**AIM**
Pull every "whole" line out of the data below.

-- start RECORDS FOR THE TASK --

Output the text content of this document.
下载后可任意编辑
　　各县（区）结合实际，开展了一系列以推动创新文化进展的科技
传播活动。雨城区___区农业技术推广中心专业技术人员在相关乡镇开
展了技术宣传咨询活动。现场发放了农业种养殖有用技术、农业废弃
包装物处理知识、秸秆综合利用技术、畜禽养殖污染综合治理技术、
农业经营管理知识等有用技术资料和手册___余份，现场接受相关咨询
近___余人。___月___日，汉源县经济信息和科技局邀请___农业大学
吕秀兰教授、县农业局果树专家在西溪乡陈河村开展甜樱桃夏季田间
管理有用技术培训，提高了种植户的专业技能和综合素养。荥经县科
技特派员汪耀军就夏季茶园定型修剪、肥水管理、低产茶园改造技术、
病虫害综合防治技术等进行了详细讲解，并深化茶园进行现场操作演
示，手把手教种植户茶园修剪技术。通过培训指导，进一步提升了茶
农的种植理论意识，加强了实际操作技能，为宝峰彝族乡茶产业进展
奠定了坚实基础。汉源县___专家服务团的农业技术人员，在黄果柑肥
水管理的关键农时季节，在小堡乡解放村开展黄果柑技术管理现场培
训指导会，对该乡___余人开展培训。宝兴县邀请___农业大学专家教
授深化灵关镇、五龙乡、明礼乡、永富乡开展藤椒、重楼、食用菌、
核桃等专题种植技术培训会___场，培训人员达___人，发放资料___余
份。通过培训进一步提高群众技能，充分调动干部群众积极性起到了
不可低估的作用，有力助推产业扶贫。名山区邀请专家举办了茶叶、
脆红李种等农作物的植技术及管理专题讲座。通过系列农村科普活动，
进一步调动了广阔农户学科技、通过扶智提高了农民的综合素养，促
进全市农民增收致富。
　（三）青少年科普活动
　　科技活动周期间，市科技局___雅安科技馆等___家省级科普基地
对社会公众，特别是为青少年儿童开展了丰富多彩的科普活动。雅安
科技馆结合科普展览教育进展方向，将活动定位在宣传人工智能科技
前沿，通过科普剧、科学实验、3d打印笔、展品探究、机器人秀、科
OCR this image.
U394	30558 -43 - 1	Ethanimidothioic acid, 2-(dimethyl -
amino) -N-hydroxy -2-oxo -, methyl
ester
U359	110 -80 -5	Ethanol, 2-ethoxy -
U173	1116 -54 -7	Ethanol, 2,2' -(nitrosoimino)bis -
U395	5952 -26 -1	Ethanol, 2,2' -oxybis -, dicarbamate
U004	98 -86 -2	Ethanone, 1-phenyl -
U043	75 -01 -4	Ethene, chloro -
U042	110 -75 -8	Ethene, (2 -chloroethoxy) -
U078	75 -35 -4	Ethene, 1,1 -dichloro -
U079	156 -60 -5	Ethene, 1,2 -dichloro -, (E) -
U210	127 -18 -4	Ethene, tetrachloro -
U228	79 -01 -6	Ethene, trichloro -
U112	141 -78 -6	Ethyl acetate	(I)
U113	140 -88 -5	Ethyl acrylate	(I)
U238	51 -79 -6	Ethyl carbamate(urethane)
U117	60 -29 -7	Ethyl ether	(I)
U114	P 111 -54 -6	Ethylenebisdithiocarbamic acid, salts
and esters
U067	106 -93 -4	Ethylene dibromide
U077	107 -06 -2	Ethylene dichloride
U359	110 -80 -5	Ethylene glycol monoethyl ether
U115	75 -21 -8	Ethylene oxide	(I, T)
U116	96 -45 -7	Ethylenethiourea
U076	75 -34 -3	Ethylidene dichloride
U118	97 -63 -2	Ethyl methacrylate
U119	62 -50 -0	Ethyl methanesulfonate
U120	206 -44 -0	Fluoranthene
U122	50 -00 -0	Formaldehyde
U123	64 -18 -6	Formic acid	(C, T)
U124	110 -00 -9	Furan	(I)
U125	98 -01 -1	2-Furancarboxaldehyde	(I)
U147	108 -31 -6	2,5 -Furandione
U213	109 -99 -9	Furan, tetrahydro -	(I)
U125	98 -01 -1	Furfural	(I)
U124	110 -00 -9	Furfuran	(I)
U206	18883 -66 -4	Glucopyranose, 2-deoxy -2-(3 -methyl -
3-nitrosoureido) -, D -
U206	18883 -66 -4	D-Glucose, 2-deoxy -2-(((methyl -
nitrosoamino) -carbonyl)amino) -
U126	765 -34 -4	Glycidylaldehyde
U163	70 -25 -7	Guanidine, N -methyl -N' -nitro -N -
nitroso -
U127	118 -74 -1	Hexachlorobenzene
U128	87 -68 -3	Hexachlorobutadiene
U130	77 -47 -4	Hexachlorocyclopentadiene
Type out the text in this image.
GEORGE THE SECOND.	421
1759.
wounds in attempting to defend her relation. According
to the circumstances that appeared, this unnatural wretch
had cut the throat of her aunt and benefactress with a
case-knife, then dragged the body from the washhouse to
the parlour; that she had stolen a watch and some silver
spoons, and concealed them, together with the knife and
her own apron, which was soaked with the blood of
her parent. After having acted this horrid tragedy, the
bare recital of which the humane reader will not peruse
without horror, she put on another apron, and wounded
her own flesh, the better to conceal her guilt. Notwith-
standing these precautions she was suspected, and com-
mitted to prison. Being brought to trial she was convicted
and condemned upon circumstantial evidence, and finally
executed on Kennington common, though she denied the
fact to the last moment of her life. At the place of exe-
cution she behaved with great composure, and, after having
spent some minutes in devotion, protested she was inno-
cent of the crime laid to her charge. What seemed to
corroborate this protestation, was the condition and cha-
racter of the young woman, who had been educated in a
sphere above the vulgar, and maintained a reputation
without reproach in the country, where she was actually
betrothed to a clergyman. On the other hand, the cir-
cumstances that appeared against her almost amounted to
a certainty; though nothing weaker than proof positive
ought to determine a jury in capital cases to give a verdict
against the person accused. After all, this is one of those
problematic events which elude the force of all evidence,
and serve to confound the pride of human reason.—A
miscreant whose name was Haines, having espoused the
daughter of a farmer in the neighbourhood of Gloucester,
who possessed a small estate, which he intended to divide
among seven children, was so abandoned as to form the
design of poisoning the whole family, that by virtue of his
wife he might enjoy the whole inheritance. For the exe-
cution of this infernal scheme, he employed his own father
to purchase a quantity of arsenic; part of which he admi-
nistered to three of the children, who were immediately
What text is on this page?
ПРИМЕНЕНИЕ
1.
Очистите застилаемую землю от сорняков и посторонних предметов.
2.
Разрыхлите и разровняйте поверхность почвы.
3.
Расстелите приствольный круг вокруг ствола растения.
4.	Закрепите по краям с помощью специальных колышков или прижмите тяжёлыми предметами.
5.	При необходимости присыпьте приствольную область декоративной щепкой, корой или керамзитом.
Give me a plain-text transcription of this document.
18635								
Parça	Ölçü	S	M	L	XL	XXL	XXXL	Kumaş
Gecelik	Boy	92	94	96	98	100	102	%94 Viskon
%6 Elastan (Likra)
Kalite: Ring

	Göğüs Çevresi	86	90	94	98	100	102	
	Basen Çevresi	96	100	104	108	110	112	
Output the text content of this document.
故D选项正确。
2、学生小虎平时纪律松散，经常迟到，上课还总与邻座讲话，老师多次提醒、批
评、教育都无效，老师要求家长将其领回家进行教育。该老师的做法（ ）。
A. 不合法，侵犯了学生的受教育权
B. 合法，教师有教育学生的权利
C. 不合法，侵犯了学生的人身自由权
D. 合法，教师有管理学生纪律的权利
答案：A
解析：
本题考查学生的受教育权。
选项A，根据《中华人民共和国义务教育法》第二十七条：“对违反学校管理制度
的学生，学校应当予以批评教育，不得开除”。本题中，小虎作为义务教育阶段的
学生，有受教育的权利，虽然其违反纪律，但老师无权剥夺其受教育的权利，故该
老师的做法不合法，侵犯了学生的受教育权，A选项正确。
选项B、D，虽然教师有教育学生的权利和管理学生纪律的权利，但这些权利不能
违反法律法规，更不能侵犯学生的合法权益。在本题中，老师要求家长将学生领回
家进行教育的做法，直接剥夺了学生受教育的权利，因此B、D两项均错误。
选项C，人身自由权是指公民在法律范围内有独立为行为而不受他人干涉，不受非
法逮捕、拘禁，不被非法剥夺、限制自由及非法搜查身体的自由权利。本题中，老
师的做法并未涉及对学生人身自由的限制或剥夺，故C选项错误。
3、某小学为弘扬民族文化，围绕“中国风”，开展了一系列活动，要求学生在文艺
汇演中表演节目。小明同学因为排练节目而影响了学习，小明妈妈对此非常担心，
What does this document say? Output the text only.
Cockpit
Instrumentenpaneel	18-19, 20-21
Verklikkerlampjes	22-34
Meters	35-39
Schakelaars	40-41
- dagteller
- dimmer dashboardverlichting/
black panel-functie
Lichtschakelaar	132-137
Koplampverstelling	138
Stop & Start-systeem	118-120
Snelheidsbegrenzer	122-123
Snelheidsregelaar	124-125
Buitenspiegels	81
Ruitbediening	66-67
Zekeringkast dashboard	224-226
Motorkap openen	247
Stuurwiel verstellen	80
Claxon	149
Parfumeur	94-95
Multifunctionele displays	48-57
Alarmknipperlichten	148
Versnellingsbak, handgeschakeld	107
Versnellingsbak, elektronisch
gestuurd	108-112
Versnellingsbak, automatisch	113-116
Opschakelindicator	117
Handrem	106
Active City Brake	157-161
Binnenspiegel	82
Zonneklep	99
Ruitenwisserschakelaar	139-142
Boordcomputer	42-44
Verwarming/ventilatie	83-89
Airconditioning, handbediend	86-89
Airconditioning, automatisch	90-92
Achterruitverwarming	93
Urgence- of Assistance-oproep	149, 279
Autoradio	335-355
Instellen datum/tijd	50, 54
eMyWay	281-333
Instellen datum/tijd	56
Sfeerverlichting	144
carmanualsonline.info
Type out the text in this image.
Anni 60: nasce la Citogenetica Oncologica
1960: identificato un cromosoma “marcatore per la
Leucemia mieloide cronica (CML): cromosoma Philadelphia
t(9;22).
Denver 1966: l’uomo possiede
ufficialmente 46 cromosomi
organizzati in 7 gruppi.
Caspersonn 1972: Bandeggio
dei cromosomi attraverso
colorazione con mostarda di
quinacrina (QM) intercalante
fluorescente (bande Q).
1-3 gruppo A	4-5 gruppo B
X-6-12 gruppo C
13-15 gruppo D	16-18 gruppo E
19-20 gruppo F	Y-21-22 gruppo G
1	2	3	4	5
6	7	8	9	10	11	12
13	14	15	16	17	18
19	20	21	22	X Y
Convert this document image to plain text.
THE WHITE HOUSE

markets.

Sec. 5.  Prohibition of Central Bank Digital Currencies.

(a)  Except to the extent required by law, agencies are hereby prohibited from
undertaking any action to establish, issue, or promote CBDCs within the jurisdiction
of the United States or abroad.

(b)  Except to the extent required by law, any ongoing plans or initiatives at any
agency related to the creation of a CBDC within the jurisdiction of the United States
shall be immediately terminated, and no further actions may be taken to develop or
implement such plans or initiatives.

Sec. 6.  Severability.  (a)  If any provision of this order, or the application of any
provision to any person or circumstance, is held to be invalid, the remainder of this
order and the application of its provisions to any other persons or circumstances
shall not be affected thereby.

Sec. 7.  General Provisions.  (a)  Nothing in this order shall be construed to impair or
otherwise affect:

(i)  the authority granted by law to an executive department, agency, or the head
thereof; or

-- end RECORDS FOR THE TASK --

**SOLUTION TO THE EXERCISE**
design of poisoning the whole family, that by virtue of his
wife he might enjoy the whole inheritance. For the exe-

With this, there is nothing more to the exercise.